### YOUR INSTRUCTIONS
Could you transcribe every line of these records word for word, leaving the pictures out of your answer?

Extracted records:
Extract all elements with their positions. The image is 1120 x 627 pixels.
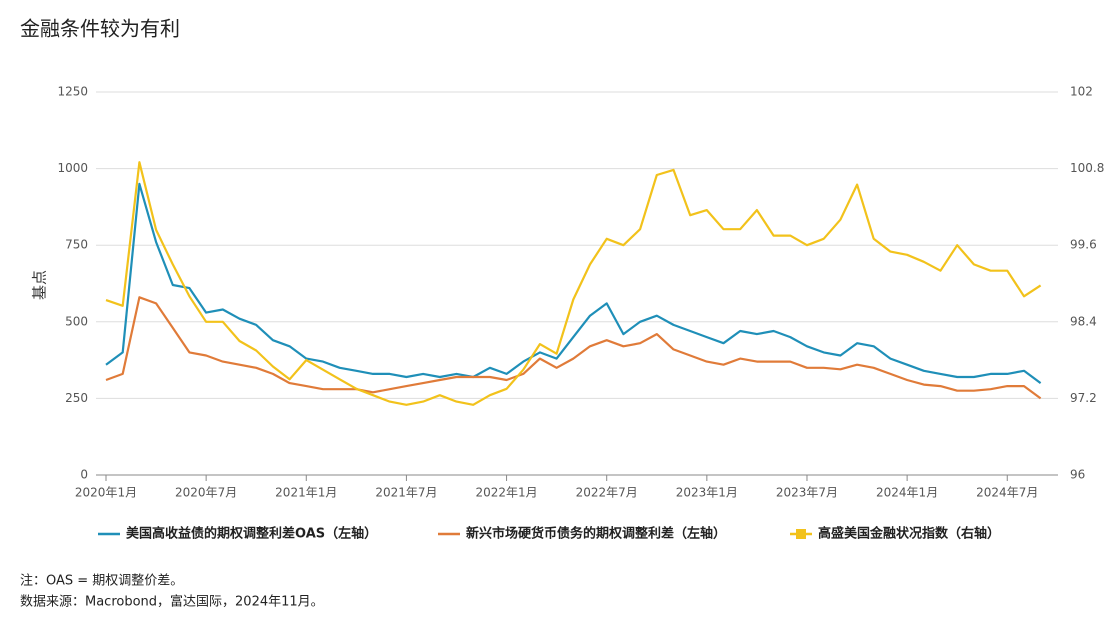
x-tick-label: 2021年1月 [275,486,337,500]
x-tick-label: 2020年1月 [75,486,137,500]
x-tick-label: 2022年1月 [475,486,537,500]
legend-marker [796,529,806,539]
y2-tick-label: 98.4 [1070,314,1097,328]
y-tick-label: 250 [65,391,88,405]
x-tick-label: 2024年7月 [976,486,1038,500]
chart-title: 金融条件较为有利 [20,17,180,41]
y2-tick-label: 99.6 [1070,238,1097,252]
x-tick-label: 2020年7月 [175,486,237,500]
x-tick-label: 2022年7月 [576,486,638,500]
y-tick-label: 750 [65,238,88,252]
series-line [105,296,1042,400]
source: 数据来源：Macrobond，富达国际，2024年11月。 [20,594,324,610]
y-tick-label: 1000 [57,161,88,175]
legend-label: 高盛美国金融状况指数（右轴） [818,526,1000,542]
series-line [105,182,1042,384]
note: 注：OAS = 期权调整价差。 [20,573,183,589]
x-tick-label: 2023年7月 [776,486,838,500]
y2-tick-label: 97.2 [1070,391,1097,405]
x-tick-label: 2023年1月 [676,486,738,500]
y-tick-label: 0 [80,468,88,482]
y2-tick-label: 102 [1070,85,1093,99]
y2-tick-label: 100.8 [1070,161,1104,175]
legend-label: 新兴市场硬货币债务的期权调整利差（左轴） [466,526,726,542]
y2-tick-label: 96 [1070,468,1085,482]
y-tick-label: 500 [65,314,88,328]
legend-label: 美国高收益债的期权调整利差OAS（左轴） [126,526,377,542]
x-tick-label: 2024年1月 [876,486,938,500]
x-tick-label: 2021年7月 [375,486,437,500]
y-axis-label: 基点 [31,270,49,300]
series-line [105,161,1042,406]
y-tick-label: 1250 [57,85,88,99]
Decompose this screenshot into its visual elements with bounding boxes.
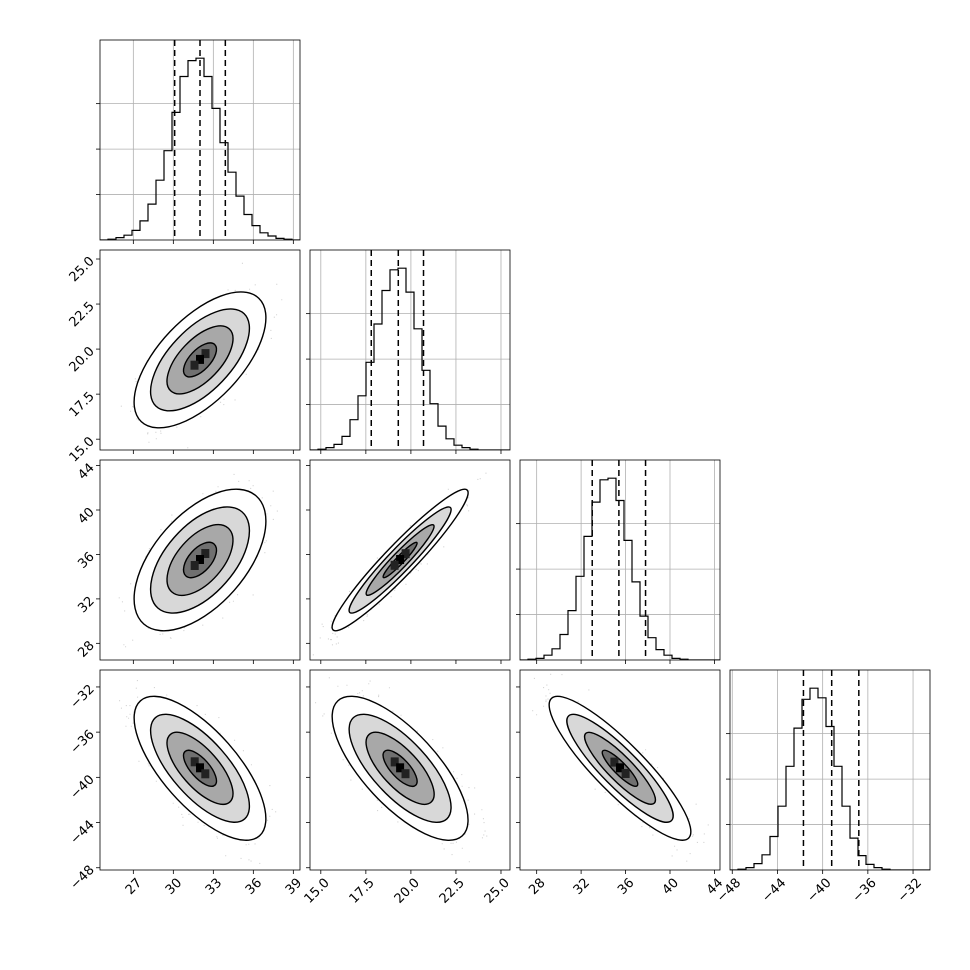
- density-block: [621, 769, 630, 778]
- histogram-panel-2: [306, 249, 511, 454]
- x-tick-label: −44: [759, 876, 789, 906]
- panel-content: [315, 677, 488, 863]
- y-tick-label: 15.0: [67, 434, 98, 465]
- y-tick-label: 44: [75, 461, 97, 483]
- y-tick-label: 28: [75, 638, 97, 660]
- y-tick-label: 17.5: [67, 389, 98, 420]
- panel-content: [118, 473, 278, 648]
- grid: [730, 670, 930, 870]
- panel-content: [532, 673, 709, 862]
- histogram-step: [310, 267, 510, 450]
- density-core: [610, 757, 630, 778]
- density-block: [401, 769, 410, 779]
- x-tick-label: 15.0: [302, 876, 333, 907]
- density-block: [390, 757, 399, 767]
- density-block: [610, 757, 619, 767]
- x-tick-label: 36: [243, 876, 265, 898]
- y-tick-label: −48: [68, 863, 98, 893]
- histogram-panel-1: [96, 39, 301, 244]
- panel-content: [312, 472, 487, 656]
- x-tick-label: −32: [895, 876, 925, 906]
- scatter-panel-4-1: [96, 669, 301, 874]
- grid: [310, 250, 510, 450]
- y-tick-label: 22.5: [67, 299, 98, 330]
- x-tick-label: 32: [571, 876, 593, 898]
- density-block: [196, 763, 204, 773]
- x-tick-label: 28: [526, 876, 548, 898]
- panel-frame: [99, 459, 301, 661]
- x-tick-label: −36: [850, 876, 880, 906]
- density-block: [196, 555, 204, 564]
- density-core: [190, 549, 210, 570]
- scatter-panel-3-2: [306, 459, 511, 664]
- y-tick-label: 32: [75, 594, 97, 616]
- grid: [520, 460, 720, 660]
- density-block: [201, 769, 210, 779]
- scatter-panel-3-1: [96, 459, 301, 664]
- scatter-panel-4-3: [516, 669, 721, 874]
- x-tick-label: 22.5: [437, 876, 468, 907]
- density-block: [190, 561, 199, 570]
- histogram-panel-3: [516, 459, 721, 664]
- x-tick-label: 25.0: [482, 876, 513, 907]
- density-block: [190, 360, 199, 370]
- density-block: [196, 354, 204, 364]
- density-block: [396, 555, 405, 564]
- panel-frame: [729, 669, 931, 871]
- density-core: [190, 349, 210, 370]
- panel-frame: [309, 669, 511, 871]
- density-block: [616, 763, 624, 773]
- density-core: [390, 757, 410, 779]
- scatter-panel-4-2: [306, 669, 511, 874]
- y-tick-label: 40: [75, 505, 97, 527]
- histogram-step: [520, 477, 720, 660]
- y-tick-label: −44: [68, 818, 98, 848]
- panel-frame: [99, 669, 301, 871]
- density-block: [190, 757, 199, 767]
- density-core: [390, 549, 410, 570]
- density-core: [190, 757, 210, 779]
- histogram-step: [730, 687, 930, 870]
- y-tick-label: −40: [68, 772, 98, 802]
- histogram-step: [100, 57, 300, 240]
- panel-frame: [99, 39, 301, 241]
- panel-frame: [519, 669, 721, 871]
- panel-frame: [309, 459, 511, 661]
- panel-frame: [99, 249, 301, 451]
- x-tick-label: 17.5: [347, 876, 378, 907]
- density-block: [201, 549, 210, 558]
- density-block: [396, 763, 405, 773]
- panel-frame: [519, 459, 721, 661]
- panel-content: [119, 680, 277, 864]
- x-tick-label: 20.0: [392, 876, 423, 907]
- x-tick-label: 27: [123, 876, 145, 898]
- y-tick-label: 25.0: [67, 254, 98, 285]
- x-tick-label: 36: [615, 876, 637, 898]
- y-tick-label: 36: [75, 549, 97, 571]
- y-tick-label: 20.0: [67, 344, 98, 375]
- y-tick-label: −32: [68, 682, 98, 712]
- histogram-panel-4: [726, 669, 931, 874]
- x-tick-label: 33: [203, 876, 225, 898]
- panel-content: [120, 262, 283, 449]
- y-tick-label: −36: [68, 727, 98, 757]
- x-tick-label: 40: [660, 876, 682, 898]
- x-tick-label: 30: [163, 876, 185, 898]
- scatter-panel-2-1: [96, 249, 301, 454]
- panel-frame: [309, 249, 511, 451]
- density-block: [401, 549, 410, 559]
- density-block: [201, 349, 210, 359]
- x-tick-label: −40: [805, 876, 835, 906]
- density-block: [390, 560, 399, 570]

### FINISHED ANSWER
Extract all elements with their positions. The image is 1120 x 627 pixels.
x-tick-label: 2021年1月 [275,486,337,500]
x-tick-label: 2020年1月 [75,486,137,500]
x-tick-label: 2022年1月 [475,486,537,500]
legend-marker [796,529,806,539]
y2-tick-label: 98.4 [1070,314,1097,328]
y-tick-label: 250 [65,391,88,405]
x-tick-label: 2024年7月 [976,486,1038,500]
chart-title: 金融条件较为有利 [20,17,180,41]
y2-tick-label: 99.6 [1070,238,1097,252]
x-tick-label: 2020年7月 [175,486,237,500]
x-tick-label: 2022年7月 [576,486,638,500]
y-tick-label: 750 [65,238,88,252]
series-line [105,296,1042,400]
source: 数据来源：Macrobond，富达国际，2024年11月。 [20,594,324,610]
y-tick-label: 1000 [57,161,88,175]
legend-label: 高盛美国金融状况指数（右轴） [818,526,1000,542]
series-line [105,182,1042,384]
note: 注：OAS = 期权调整价差。 [20,573,183,589]
x-tick-label: 2023年7月 [776,486,838,500]
y2-tick-label: 97.2 [1070,391,1097,405]
x-tick-label: 2023年1月 [676,486,738,500]
y-tick-label: 0 [80,468,88,482]
y2-tick-label: 102 [1070,85,1093,99]
y2-tick-label: 100.8 [1070,161,1104,175]
legend-label: 新兴市场硬货币债务的期权调整利差（左轴） [466,526,726,542]
y2-tick-label: 96 [1070,468,1085,482]
y-tick-label: 500 [65,314,88,328]
legend-label: 美国高收益债的期权调整利差OAS（左轴） [126,526,377,542]
x-tick-label: 2024年1月 [876,486,938,500]
x-tick-label: 2021年7月 [375,486,437,500]
y-axis-label: 基点 [31,270,49,300]
series-line [105,161,1042,406]
y-tick-label: 1250 [57,85,88,99]
Decompose this screenshot into its visual elements with bounding boxes.
- density-block: [621, 769, 630, 778]
- histogram-panel-2: [306, 249, 511, 454]
- x-tick-label: −44: [759, 876, 789, 906]
- panel-content: [315, 677, 488, 863]
- y-tick-label: 15.0: [67, 434, 98, 465]
- y-tick-label: 44: [75, 461, 97, 483]
- y-tick-label: 28: [75, 638, 97, 660]
- y-tick-label: 17.5: [67, 389, 98, 420]
- panel-content: [118, 473, 278, 648]
- grid: [730, 670, 930, 870]
- panel-content: [532, 673, 709, 862]
- histogram-step: [310, 267, 510, 450]
- density-core: [610, 757, 630, 778]
- density-block: [401, 769, 410, 779]
- x-tick-label: 15.0: [302, 876, 333, 907]
- density-block: [390, 757, 399, 767]
- density-block: [610, 757, 619, 767]
- x-tick-label: 36: [243, 876, 265, 898]
- y-tick-label: −48: [68, 863, 98, 893]
- histogram-panel-1: [96, 39, 301, 244]
- panel-content: [312, 472, 487, 656]
- x-tick-label: −32: [895, 876, 925, 906]
- scatter-panel-4-1: [96, 669, 301, 874]
- grid: [310, 250, 510, 450]
- y-tick-label: 22.5: [67, 299, 98, 330]
- x-tick-label: 32: [571, 876, 593, 898]
- density-block: [196, 763, 204, 773]
- x-tick-label: 28: [526, 876, 548, 898]
- panel-frame: [99, 459, 301, 661]
- x-tick-label: −36: [850, 876, 880, 906]
- density-block: [196, 555, 204, 564]
- density-core: [190, 549, 210, 570]
- scatter-panel-3-2: [306, 459, 511, 664]
- y-tick-label: 32: [75, 594, 97, 616]
- grid: [520, 460, 720, 660]
- density-block: [201, 769, 210, 779]
- scatter-panel-3-1: [96, 459, 301, 664]
- scatter-panel-4-3: [516, 669, 721, 874]
- x-tick-label: 22.5: [437, 876, 468, 907]
- density-block: [190, 561, 199, 570]
- histogram-panel-3: [516, 459, 721, 664]
- x-tick-label: 25.0: [482, 876, 513, 907]
- density-block: [190, 360, 199, 370]
- density-block: [196, 354, 204, 364]
- density-block: [396, 555, 405, 564]
- panel-frame: [729, 669, 931, 871]
- density-core: [190, 349, 210, 370]
- panel-frame: [309, 669, 511, 871]
- density-block: [616, 763, 624, 773]
- density-core: [390, 757, 410, 779]
- scatter-panel-4-2: [306, 669, 511, 874]
- y-tick-label: 40: [75, 505, 97, 527]
- histogram-step: [520, 477, 720, 660]
- y-tick-label: −44: [68, 818, 98, 848]
- panel-frame: [99, 669, 301, 871]
- density-block: [190, 757, 199, 767]
- density-core: [390, 549, 410, 570]
- density-core: [190, 757, 210, 779]
- histogram-step: [730, 687, 930, 870]
- y-tick-label: −40: [68, 772, 98, 802]
- histogram-step: [100, 57, 300, 240]
- panel-frame: [99, 39, 301, 241]
- panel-frame: [519, 669, 721, 871]
- panel-frame: [309, 459, 511, 661]
- panel-frame: [99, 249, 301, 451]
- x-tick-label: 17.5: [347, 876, 378, 907]
- density-block: [201, 549, 210, 558]
- density-block: [396, 763, 405, 773]
- panel-frame: [519, 459, 721, 661]
- panel-content: [119, 680, 277, 864]
- x-tick-label: 20.0: [392, 876, 423, 907]
- x-tick-label: 27: [123, 876, 145, 898]
- y-tick-label: 25.0: [67, 254, 98, 285]
- x-tick-label: 36: [615, 876, 637, 898]
- y-tick-label: 36: [75, 549, 97, 571]
- y-tick-label: 20.0: [67, 344, 98, 375]
- y-tick-label: −32: [68, 682, 98, 712]
- histogram-panel-4: [726, 669, 931, 874]
- x-tick-label: 33: [203, 876, 225, 898]
- panel-content: [120, 262, 283, 449]
- y-tick-label: −36: [68, 727, 98, 757]
- x-tick-label: 40: [660, 876, 682, 898]
- x-tick-label: 30: [163, 876, 185, 898]
- scatter-panel-2-1: [96, 249, 301, 454]
- panel-frame: [309, 249, 511, 451]
- density-block: [401, 549, 410, 559]
- density-block: [201, 349, 210, 359]
- x-tick-label: −40: [805, 876, 835, 906]
- density-block: [390, 560, 399, 570]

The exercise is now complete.